- _STATED EXERCISE_:
Pull every line containing "this" out of the material below.

(Stored entries)
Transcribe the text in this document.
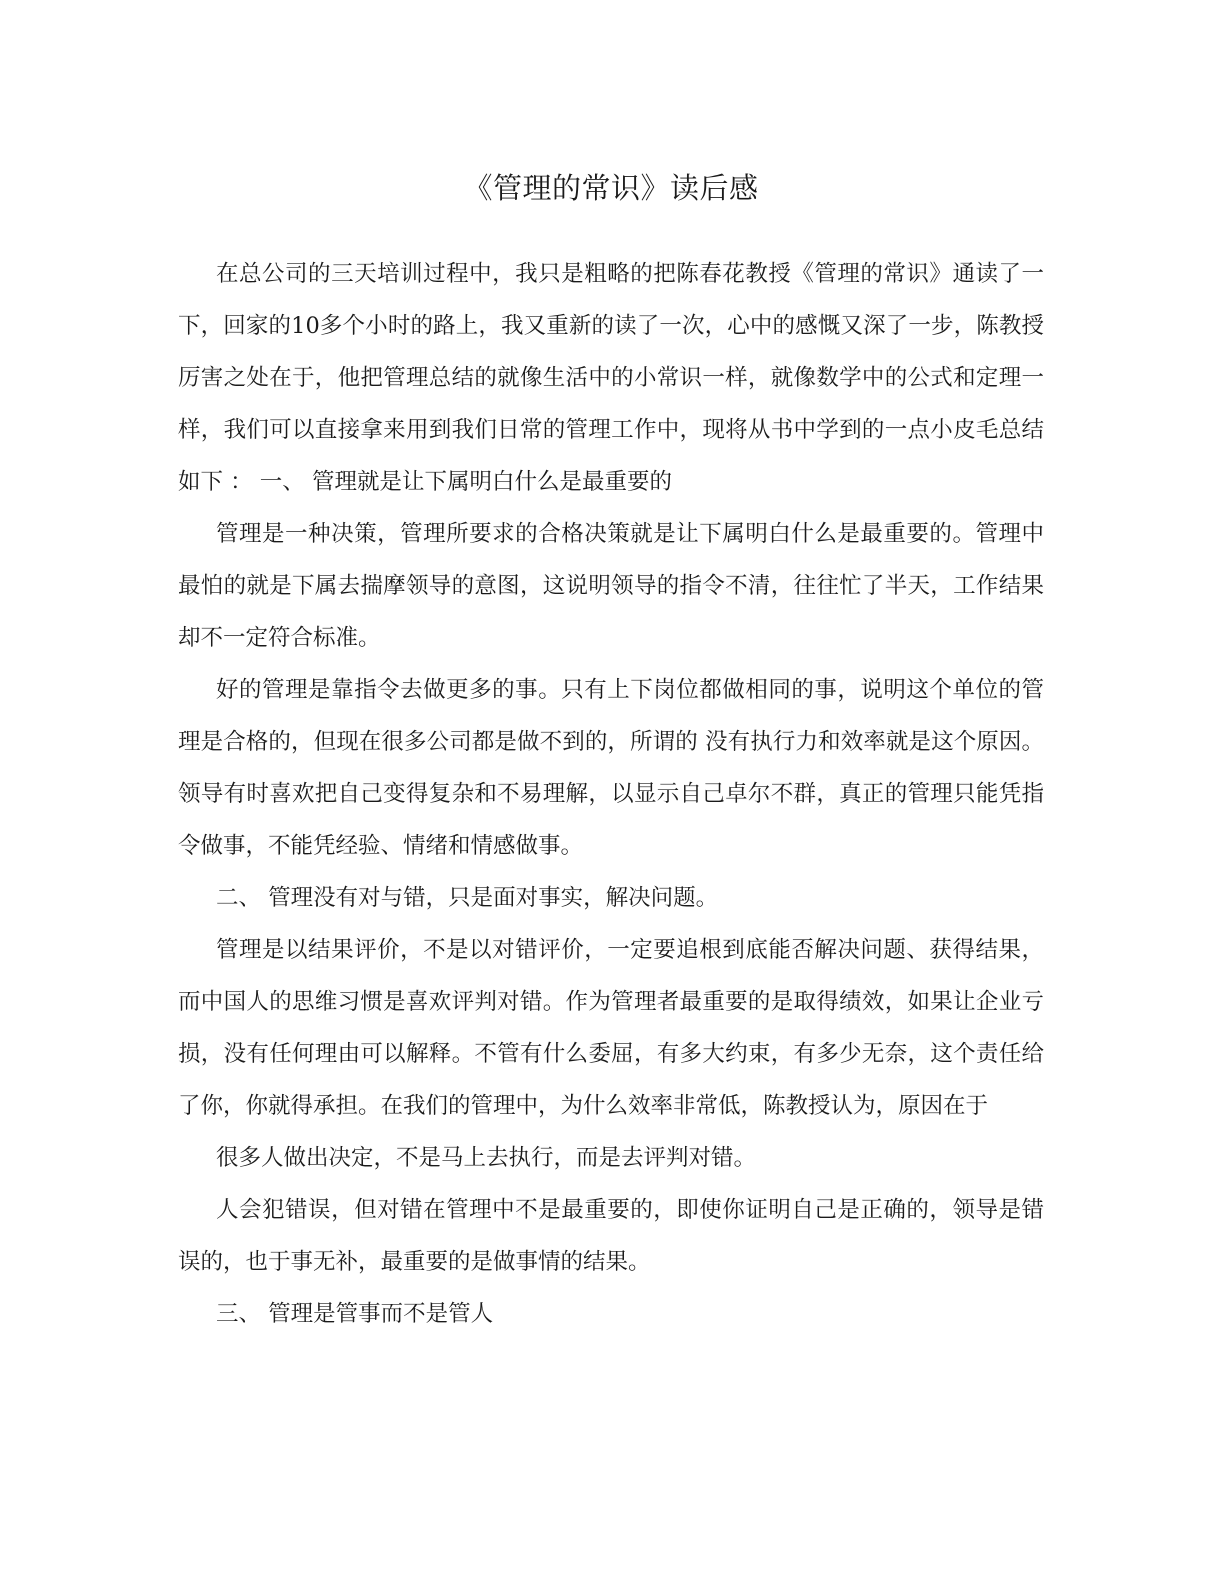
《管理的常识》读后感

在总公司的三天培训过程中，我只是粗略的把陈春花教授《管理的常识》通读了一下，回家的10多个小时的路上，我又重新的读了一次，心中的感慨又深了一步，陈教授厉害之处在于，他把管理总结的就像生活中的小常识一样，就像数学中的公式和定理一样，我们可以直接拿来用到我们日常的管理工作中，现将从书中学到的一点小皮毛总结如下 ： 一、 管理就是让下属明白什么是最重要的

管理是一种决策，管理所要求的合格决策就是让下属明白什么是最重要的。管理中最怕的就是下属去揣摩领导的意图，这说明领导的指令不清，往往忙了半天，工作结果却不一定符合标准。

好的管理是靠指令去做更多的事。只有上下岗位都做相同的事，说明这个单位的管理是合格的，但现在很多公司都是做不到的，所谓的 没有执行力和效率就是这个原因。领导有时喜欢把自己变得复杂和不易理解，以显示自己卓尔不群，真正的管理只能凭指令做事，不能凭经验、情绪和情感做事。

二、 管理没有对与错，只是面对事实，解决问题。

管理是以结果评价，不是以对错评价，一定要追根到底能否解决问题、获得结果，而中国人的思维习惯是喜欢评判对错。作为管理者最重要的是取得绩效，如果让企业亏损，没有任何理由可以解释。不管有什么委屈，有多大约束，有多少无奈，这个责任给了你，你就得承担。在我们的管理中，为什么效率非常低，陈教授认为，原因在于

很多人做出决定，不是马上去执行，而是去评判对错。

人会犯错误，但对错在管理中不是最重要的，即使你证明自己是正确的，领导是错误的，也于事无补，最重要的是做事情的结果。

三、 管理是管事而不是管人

---

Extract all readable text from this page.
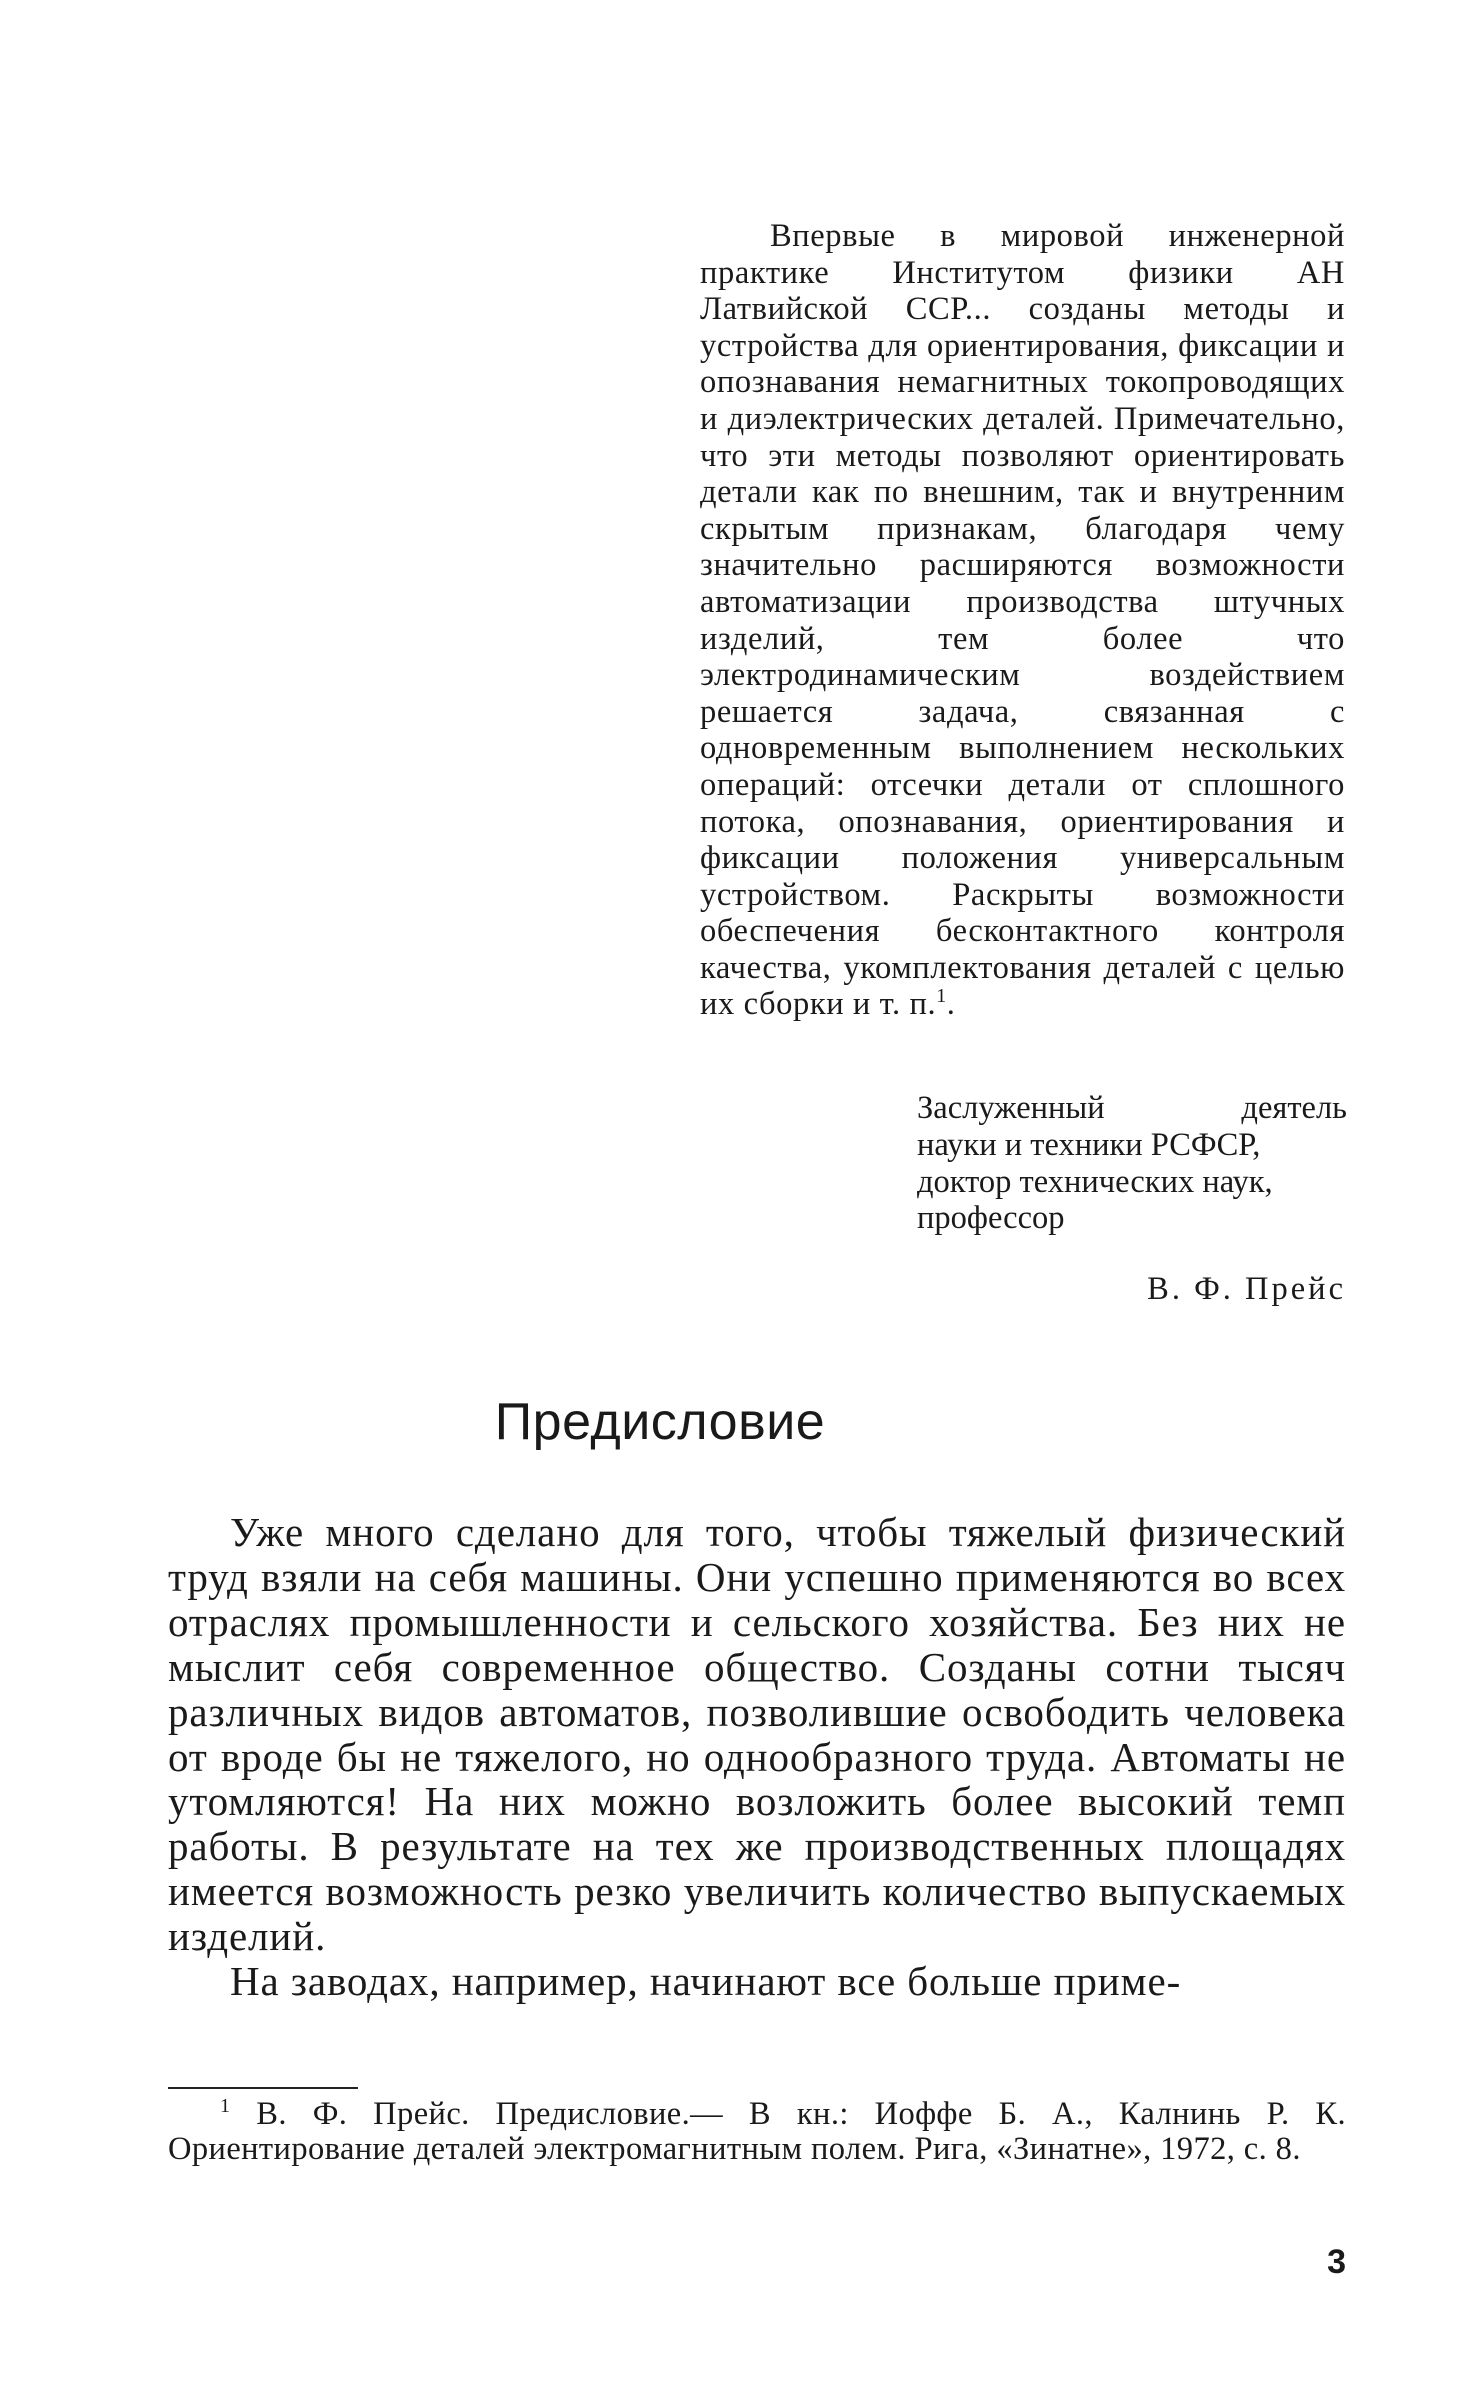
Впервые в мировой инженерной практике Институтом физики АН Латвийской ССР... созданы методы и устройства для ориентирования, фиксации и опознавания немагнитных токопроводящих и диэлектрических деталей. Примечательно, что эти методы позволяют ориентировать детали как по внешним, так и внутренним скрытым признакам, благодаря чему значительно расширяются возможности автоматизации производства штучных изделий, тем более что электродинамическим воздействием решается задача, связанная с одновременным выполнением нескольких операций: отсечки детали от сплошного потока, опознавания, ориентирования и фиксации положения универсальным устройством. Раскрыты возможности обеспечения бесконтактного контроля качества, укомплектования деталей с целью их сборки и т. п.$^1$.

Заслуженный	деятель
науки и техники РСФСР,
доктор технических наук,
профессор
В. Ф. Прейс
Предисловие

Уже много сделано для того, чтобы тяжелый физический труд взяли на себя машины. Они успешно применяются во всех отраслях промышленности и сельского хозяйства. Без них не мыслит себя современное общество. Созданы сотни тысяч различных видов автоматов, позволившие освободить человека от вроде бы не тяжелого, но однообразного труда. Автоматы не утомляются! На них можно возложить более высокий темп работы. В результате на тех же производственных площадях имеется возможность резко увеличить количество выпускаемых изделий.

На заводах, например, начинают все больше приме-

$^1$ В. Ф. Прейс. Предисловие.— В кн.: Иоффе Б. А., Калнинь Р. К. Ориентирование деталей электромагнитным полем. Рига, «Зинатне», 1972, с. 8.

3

- _THE RESPONSE_:
Transcribe the text in this document.
Extract all readable text from this page.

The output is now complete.